Find all lines in the records that include the word "Philippe", and copy them out.

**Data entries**
####

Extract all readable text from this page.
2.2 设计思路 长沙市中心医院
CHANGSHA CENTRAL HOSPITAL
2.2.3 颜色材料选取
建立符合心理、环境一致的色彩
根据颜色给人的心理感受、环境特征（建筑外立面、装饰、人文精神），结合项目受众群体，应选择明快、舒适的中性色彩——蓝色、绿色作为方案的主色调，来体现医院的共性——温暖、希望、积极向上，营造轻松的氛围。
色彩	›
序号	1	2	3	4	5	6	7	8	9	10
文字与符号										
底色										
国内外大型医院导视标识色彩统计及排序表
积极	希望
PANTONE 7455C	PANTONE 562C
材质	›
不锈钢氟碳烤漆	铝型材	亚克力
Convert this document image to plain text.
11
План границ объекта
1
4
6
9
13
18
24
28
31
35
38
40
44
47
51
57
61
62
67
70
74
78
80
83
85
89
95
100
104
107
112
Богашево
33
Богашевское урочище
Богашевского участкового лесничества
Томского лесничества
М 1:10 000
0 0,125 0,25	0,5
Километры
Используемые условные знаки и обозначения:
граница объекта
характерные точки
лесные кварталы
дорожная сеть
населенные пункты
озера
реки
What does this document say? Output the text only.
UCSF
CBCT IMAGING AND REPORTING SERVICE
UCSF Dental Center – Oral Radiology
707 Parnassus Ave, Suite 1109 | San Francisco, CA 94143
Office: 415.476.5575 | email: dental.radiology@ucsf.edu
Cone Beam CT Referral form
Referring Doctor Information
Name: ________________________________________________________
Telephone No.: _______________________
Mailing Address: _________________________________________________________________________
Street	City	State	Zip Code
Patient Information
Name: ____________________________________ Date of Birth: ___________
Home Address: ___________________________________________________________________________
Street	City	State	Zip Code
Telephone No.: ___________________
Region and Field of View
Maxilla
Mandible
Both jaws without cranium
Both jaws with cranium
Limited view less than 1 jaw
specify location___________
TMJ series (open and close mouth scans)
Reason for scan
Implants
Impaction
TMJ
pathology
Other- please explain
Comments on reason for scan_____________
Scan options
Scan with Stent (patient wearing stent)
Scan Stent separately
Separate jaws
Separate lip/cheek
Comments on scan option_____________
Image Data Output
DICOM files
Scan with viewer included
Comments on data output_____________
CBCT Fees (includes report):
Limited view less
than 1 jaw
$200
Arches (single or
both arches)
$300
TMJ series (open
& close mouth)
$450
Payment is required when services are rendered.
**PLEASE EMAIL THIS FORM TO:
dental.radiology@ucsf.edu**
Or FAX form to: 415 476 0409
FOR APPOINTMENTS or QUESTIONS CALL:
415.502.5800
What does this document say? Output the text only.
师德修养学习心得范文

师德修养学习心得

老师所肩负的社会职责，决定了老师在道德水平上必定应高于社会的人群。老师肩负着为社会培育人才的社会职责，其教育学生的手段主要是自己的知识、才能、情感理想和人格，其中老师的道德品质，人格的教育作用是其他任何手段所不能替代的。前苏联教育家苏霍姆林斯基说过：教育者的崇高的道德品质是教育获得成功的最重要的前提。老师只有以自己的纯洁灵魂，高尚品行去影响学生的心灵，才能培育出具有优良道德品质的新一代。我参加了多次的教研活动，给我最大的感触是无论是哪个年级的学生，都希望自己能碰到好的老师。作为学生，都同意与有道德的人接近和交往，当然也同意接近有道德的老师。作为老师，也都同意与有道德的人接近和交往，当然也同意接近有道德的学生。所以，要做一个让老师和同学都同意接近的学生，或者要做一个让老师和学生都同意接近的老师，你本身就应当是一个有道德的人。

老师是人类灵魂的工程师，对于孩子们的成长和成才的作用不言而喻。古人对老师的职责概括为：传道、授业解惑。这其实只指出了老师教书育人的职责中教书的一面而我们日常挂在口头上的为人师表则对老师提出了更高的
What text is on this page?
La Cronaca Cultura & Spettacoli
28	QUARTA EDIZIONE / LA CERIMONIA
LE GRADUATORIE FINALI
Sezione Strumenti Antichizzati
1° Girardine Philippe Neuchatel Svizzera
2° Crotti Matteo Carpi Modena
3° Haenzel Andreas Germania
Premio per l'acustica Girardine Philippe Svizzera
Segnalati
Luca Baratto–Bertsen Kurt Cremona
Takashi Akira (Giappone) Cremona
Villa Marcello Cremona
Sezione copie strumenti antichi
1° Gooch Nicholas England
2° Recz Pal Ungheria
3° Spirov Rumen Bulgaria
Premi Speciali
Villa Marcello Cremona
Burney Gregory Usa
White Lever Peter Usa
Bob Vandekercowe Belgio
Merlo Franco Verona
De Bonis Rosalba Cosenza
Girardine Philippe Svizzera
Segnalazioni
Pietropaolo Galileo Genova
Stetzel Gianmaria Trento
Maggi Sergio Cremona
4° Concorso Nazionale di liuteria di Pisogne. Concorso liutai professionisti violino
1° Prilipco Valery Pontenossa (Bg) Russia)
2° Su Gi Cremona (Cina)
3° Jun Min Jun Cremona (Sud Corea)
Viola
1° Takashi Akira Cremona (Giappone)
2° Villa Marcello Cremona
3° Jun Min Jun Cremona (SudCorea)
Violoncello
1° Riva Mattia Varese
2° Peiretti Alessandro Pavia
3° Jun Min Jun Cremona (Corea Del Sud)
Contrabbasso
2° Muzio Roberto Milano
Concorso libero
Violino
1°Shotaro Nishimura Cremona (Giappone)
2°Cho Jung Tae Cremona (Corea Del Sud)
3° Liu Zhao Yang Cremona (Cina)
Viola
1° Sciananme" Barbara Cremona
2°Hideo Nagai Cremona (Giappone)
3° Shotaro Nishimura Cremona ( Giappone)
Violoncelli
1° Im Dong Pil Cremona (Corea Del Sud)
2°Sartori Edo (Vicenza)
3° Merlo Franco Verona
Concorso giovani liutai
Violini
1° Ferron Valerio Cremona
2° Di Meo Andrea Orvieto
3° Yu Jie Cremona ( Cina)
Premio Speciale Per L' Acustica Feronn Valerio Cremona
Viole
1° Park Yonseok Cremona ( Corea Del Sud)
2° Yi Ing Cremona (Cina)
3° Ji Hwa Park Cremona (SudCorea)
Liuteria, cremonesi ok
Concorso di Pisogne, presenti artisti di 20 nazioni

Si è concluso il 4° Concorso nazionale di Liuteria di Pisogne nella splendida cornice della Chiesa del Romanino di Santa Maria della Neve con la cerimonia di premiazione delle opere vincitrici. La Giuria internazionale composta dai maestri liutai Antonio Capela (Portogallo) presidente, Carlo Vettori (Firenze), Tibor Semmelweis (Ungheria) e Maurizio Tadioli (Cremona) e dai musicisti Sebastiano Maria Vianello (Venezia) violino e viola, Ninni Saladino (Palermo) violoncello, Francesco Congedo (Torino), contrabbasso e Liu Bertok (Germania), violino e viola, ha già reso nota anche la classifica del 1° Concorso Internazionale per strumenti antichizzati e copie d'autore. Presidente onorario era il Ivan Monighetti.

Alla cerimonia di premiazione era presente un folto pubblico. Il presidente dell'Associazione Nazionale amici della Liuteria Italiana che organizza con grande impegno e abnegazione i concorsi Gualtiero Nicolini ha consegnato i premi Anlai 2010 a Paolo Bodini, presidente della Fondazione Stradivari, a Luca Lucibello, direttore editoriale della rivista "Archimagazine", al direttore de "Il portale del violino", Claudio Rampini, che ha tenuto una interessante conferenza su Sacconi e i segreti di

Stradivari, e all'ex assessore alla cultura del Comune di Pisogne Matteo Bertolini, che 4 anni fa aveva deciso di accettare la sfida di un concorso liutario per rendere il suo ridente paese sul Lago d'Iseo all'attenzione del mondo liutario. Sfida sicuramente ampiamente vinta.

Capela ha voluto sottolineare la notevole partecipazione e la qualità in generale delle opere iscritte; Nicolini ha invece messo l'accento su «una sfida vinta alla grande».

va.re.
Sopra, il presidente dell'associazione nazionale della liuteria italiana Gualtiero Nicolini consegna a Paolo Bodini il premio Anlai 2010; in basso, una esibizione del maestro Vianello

####

**Result for this exercise**
1° Girardine Philippe Neuchatel Svizzera
Premio per l'acustica Girardine Philippe Svizzera
Girardine Philippe Svizzera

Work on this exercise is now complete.